▶ [GIVEN TASK]:
Provide the number of lines where the word "皮膚計測機器" occurs, and no other text.

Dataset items
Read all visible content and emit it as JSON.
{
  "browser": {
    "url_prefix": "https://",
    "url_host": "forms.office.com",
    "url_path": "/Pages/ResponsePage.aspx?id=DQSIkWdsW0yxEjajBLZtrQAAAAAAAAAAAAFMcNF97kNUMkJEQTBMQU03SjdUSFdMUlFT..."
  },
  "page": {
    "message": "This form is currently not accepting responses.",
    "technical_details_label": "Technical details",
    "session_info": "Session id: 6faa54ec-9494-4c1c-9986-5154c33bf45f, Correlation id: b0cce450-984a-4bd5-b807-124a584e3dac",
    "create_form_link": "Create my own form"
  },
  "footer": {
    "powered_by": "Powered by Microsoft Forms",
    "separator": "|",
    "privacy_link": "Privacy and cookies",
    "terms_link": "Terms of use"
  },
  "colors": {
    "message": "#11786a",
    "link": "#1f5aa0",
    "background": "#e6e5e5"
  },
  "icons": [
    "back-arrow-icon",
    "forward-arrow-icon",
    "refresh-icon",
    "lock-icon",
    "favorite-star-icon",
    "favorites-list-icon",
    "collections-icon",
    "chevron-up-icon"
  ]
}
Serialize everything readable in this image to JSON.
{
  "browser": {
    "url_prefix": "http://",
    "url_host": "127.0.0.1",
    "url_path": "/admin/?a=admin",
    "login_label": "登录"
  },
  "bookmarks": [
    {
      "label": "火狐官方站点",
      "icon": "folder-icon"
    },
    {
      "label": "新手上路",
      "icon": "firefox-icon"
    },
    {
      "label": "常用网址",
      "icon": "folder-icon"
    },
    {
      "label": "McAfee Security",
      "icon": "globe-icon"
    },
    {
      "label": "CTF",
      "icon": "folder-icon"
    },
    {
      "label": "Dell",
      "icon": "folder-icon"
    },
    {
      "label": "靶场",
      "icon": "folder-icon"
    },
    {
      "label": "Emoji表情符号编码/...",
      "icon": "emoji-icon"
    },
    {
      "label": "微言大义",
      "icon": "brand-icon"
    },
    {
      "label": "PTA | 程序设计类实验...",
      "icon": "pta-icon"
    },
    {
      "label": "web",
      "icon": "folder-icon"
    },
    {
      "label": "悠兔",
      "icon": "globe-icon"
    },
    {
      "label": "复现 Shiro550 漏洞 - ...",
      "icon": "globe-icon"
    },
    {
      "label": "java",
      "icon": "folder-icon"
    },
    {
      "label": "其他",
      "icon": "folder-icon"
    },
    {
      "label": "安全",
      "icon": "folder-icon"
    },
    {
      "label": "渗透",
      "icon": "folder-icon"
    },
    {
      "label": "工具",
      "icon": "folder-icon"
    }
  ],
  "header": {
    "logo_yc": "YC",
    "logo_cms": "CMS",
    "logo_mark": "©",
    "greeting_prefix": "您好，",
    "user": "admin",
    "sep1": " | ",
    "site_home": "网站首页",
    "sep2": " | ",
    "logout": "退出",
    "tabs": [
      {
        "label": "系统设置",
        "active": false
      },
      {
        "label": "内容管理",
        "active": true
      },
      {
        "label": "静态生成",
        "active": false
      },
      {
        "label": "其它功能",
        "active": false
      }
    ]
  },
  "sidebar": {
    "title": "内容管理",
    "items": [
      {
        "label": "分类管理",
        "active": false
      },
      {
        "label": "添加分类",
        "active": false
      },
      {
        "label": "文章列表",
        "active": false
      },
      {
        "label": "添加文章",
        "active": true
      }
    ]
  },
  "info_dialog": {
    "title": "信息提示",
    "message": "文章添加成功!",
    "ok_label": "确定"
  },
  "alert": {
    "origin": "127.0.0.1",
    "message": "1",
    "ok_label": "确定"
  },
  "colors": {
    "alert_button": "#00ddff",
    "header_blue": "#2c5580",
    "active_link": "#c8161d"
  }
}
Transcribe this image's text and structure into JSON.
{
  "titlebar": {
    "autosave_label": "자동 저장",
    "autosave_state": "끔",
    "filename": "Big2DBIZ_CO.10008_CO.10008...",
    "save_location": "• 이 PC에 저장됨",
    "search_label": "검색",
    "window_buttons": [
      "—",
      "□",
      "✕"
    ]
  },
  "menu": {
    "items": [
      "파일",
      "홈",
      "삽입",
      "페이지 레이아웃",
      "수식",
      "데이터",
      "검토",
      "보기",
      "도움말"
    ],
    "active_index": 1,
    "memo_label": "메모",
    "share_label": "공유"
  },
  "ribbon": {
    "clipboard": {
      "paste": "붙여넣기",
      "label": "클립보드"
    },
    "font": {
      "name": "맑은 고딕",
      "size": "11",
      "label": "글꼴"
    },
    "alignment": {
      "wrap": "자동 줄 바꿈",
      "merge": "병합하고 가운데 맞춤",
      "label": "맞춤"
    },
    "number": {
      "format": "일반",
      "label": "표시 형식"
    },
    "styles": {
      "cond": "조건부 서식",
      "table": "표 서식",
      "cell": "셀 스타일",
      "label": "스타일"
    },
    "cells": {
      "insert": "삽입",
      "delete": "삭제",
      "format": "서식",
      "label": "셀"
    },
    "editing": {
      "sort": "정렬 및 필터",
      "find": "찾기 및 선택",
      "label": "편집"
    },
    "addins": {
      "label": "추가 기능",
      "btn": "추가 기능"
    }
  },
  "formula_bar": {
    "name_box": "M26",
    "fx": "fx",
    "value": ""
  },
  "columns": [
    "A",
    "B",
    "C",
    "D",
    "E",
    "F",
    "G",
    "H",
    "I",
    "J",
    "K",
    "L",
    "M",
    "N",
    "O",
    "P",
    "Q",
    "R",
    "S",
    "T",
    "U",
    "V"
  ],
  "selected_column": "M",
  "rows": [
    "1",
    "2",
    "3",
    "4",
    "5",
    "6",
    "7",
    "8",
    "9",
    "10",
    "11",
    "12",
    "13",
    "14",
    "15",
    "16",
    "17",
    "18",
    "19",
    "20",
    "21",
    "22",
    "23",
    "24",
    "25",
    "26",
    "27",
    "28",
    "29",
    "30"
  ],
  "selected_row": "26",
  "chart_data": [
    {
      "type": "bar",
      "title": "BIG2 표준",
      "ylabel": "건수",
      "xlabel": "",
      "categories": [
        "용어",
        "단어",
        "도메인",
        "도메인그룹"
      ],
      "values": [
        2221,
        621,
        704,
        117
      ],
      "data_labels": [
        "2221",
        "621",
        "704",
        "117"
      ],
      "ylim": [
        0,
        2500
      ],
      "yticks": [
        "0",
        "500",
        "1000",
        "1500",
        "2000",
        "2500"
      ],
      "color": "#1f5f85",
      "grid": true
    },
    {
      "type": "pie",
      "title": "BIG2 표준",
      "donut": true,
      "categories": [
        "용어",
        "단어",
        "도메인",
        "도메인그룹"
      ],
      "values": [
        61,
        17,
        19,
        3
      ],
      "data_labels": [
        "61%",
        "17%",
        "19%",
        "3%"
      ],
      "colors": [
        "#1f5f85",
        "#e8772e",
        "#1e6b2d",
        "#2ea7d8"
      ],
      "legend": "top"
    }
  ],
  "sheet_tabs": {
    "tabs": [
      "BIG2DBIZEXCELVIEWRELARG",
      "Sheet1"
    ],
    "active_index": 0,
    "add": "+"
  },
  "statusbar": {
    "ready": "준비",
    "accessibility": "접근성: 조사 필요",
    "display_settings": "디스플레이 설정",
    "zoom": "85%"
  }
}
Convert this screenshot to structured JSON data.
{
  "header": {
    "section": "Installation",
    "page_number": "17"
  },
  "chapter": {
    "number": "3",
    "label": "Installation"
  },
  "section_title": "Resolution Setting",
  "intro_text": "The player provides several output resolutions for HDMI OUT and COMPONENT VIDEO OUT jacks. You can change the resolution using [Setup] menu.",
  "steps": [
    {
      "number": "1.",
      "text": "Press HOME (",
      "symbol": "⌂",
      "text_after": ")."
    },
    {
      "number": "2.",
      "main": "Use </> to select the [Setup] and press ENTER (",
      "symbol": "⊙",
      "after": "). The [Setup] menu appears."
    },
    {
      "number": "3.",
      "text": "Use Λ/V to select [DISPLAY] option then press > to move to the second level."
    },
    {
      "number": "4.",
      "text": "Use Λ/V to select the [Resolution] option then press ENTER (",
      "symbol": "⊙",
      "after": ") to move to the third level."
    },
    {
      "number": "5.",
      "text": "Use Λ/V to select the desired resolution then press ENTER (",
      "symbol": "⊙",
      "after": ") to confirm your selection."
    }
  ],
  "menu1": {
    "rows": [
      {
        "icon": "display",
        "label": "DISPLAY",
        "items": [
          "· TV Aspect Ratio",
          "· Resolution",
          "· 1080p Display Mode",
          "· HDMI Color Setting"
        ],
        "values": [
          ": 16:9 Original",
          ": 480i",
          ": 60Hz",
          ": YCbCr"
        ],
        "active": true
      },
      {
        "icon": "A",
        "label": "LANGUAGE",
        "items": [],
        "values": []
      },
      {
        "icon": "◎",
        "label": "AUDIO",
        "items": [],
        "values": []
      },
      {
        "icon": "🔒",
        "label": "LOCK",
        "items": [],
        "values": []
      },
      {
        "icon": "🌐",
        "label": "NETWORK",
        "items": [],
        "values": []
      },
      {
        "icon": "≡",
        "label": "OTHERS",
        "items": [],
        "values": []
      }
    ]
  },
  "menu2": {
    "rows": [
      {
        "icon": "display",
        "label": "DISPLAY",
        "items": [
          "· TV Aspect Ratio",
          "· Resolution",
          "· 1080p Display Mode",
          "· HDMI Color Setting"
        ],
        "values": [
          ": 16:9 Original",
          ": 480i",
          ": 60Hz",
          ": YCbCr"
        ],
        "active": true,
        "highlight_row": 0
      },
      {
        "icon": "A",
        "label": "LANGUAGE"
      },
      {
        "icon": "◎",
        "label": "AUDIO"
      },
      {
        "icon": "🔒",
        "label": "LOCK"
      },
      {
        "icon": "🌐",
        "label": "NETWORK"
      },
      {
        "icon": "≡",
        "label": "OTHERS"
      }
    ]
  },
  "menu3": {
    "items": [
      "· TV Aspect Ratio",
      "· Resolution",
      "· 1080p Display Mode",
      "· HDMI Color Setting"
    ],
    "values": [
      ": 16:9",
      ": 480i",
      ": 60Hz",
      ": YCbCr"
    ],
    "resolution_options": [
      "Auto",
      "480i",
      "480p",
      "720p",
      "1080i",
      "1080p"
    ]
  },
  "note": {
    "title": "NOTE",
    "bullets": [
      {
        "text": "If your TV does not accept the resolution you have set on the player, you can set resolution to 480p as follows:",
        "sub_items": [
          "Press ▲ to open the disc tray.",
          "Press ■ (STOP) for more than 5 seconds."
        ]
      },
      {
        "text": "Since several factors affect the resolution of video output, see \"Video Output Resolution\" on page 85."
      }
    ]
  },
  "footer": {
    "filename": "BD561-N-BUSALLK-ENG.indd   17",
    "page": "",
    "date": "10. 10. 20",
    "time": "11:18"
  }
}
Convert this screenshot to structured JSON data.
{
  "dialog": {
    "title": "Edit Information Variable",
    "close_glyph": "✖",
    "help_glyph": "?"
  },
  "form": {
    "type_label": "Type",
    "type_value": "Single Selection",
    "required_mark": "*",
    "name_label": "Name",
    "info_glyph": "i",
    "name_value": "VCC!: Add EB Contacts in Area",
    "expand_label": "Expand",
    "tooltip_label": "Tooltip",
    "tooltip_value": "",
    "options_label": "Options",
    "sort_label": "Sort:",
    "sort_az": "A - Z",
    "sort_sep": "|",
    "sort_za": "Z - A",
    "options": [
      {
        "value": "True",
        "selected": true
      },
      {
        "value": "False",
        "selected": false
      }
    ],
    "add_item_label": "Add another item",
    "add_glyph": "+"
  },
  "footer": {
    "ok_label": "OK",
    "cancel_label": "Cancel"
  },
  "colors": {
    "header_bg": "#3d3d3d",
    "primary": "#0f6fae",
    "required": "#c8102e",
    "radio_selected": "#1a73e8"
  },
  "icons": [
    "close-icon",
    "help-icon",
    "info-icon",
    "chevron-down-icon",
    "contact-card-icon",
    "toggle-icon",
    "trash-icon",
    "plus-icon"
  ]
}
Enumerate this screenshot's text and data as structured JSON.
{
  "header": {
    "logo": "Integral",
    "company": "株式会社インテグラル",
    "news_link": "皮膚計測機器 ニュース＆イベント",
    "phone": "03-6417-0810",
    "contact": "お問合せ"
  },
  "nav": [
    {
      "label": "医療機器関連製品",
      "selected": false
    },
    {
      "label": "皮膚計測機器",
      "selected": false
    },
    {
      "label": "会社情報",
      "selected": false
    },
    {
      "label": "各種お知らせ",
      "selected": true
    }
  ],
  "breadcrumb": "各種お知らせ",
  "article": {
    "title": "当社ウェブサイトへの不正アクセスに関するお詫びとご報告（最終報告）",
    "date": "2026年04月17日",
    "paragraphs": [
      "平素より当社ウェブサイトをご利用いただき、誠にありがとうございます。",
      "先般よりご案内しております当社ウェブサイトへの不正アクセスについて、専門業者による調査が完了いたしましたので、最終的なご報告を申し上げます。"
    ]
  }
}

▶ [COMPLETED EXERCISE]:
2